TASK INSTRUCTIONS:
Reproduce the full listing below unchanged, apart from the pictures.
[start STORED RECORDS]
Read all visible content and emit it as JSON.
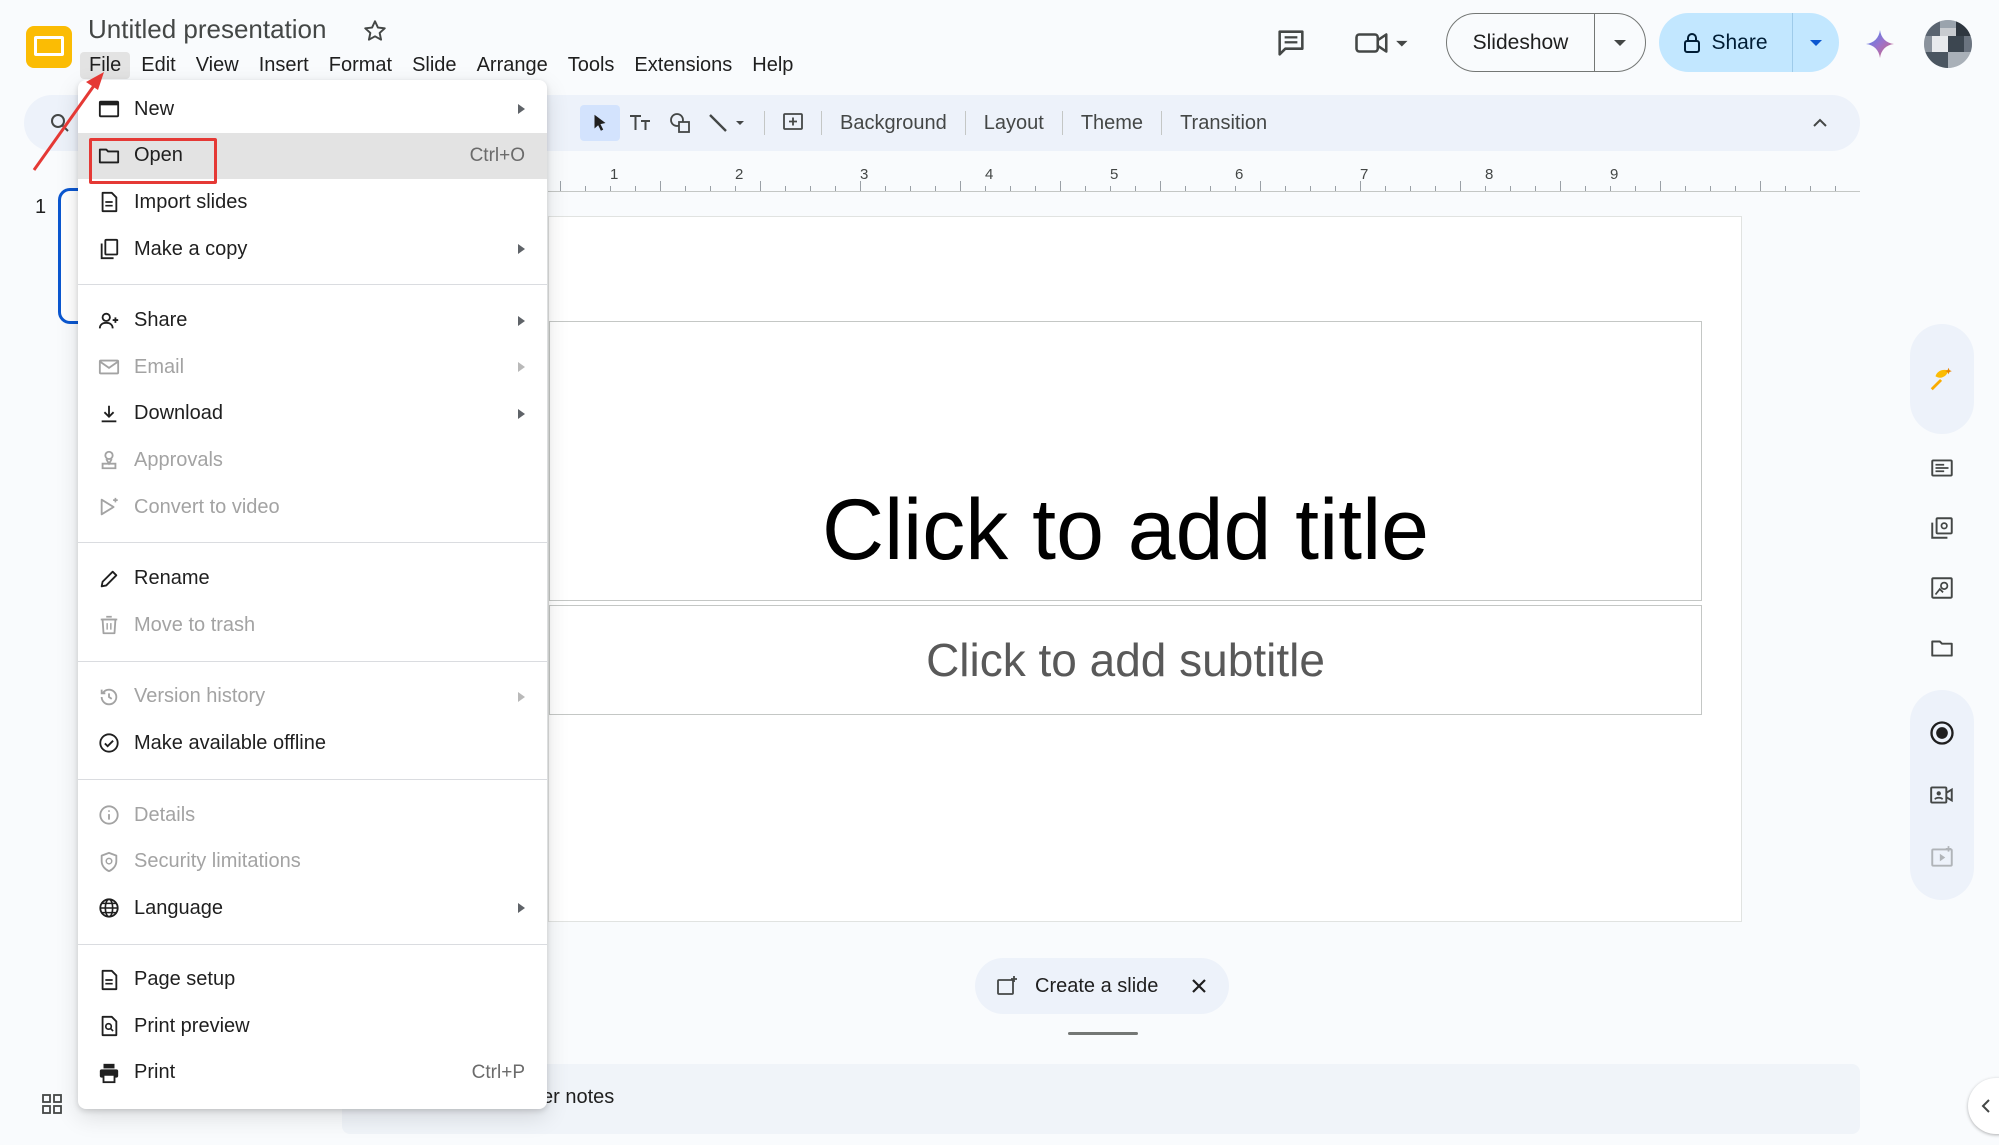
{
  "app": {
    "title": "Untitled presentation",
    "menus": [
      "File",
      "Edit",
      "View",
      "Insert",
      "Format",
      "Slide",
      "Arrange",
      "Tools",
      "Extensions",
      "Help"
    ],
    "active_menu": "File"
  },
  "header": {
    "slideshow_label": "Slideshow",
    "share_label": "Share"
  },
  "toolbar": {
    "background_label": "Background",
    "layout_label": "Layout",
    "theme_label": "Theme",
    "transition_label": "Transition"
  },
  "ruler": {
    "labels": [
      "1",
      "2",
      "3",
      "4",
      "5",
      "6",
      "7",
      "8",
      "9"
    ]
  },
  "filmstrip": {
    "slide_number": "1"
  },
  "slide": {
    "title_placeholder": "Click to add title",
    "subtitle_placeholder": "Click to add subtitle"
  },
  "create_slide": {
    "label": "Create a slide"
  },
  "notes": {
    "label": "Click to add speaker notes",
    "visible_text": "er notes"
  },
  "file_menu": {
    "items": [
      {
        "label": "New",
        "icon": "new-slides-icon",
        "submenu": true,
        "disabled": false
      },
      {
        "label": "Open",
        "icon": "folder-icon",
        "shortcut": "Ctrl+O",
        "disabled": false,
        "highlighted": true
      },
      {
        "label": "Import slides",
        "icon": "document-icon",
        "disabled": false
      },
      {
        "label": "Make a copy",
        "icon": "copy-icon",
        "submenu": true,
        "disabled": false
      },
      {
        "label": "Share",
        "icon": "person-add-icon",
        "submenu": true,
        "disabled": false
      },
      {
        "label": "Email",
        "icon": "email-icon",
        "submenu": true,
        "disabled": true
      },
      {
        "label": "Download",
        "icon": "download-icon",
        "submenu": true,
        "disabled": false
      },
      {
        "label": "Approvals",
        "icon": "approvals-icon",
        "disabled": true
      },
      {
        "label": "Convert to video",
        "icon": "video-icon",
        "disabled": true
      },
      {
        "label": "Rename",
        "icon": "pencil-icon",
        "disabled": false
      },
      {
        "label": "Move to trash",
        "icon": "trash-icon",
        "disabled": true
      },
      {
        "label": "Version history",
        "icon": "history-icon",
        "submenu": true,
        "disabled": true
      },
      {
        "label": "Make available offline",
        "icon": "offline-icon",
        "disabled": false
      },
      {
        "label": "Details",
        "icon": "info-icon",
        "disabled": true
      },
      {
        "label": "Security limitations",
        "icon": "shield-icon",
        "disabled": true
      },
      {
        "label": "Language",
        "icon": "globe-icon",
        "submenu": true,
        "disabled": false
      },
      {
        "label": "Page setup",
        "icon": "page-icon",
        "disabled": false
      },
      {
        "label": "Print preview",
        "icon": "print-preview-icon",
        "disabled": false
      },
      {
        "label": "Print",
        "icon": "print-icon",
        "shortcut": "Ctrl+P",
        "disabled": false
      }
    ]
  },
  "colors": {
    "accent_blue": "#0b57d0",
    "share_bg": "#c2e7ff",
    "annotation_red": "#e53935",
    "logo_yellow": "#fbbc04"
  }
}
[end STORED RECORDS]
EXPECTED OUTPUT:
Read all visible content and emit it as JSON.
{
  "app": {
    "title": "Untitled presentation",
    "menus": [
      "File",
      "Edit",
      "View",
      "Insert",
      "Format",
      "Slide",
      "Arrange",
      "Tools",
      "Extensions",
      "Help"
    ],
    "active_menu": "File"
  },
  "header": {
    "slideshow_label": "Slideshow",
    "share_label": "Share"
  },
  "toolbar": {
    "background_label": "Background",
    "layout_label": "Layout",
    "theme_label": "Theme",
    "transition_label": "Transition"
  },
  "ruler": {
    "labels": [
      "1",
      "2",
      "3",
      "4",
      "5",
      "6",
      "7",
      "8",
      "9"
    ]
  },
  "filmstrip": {
    "slide_number": "1"
  },
  "slide": {
    "title_placeholder": "Click to add title",
    "subtitle_placeholder": "Click to add subtitle"
  },
  "create_slide": {
    "label": "Create a slide"
  },
  "notes": {
    "label": "Click to add speaker notes",
    "visible_text": "er notes"
  },
  "file_menu": {
    "items": [
      {
        "label": "New",
        "icon": "new-slides-icon",
        "submenu": true,
        "disabled": false
      },
      {
        "label": "Open",
        "icon": "folder-icon",
        "shortcut": "Ctrl+O",
        "disabled": false,
        "highlighted": true
      },
      {
        "label": "Import slides",
        "icon": "document-icon",
        "disabled": false
      },
      {
        "label": "Make a copy",
        "icon": "copy-icon",
        "submenu": true,
        "disabled": false
      },
      {
        "label": "Share",
        "icon": "person-add-icon",
        "submenu": true,
        "disabled": false
      },
      {
        "label": "Email",
        "icon": "email-icon",
        "submenu": true,
        "disabled": true
      },
      {
        "label": "Download",
        "icon": "download-icon",
        "submenu": true,
        "disabled": false
      },
      {
        "label": "Approvals",
        "icon": "approvals-icon",
        "disabled": true
      },
      {
        "label": "Convert to video",
        "icon": "video-icon",
        "disabled": true
      },
      {
        "label": "Rename",
        "icon": "pencil-icon",
        "disabled": false
      },
      {
        "label": "Move to trash",
        "icon": "trash-icon",
        "disabled": true
      },
      {
        "label": "Version history",
        "icon": "history-icon",
        "submenu": true,
        "disabled": true
      },
      {
        "label": "Make available offline",
        "icon": "offline-icon",
        "disabled": false
      },
      {
        "label": "Details",
        "icon": "info-icon",
        "disabled": true
      },
      {
        "label": "Security limitations",
        "icon": "shield-icon",
        "disabled": true
      },
      {
        "label": "Language",
        "icon": "globe-icon",
        "submenu": true,
        "disabled": false
      },
      {
        "label": "Page setup",
        "icon": "page-icon",
        "disabled": false
      },
      {
        "label": "Print preview",
        "icon": "print-preview-icon",
        "disabled": false
      },
      {
        "label": "Print",
        "icon": "print-icon",
        "shortcut": "Ctrl+P",
        "disabled": false
      }
    ]
  },
  "colors": {
    "accent_blue": "#0b57d0",
    "share_bg": "#c2e7ff",
    "annotation_red": "#e53935",
    "logo_yellow": "#fbbc04"
  }
}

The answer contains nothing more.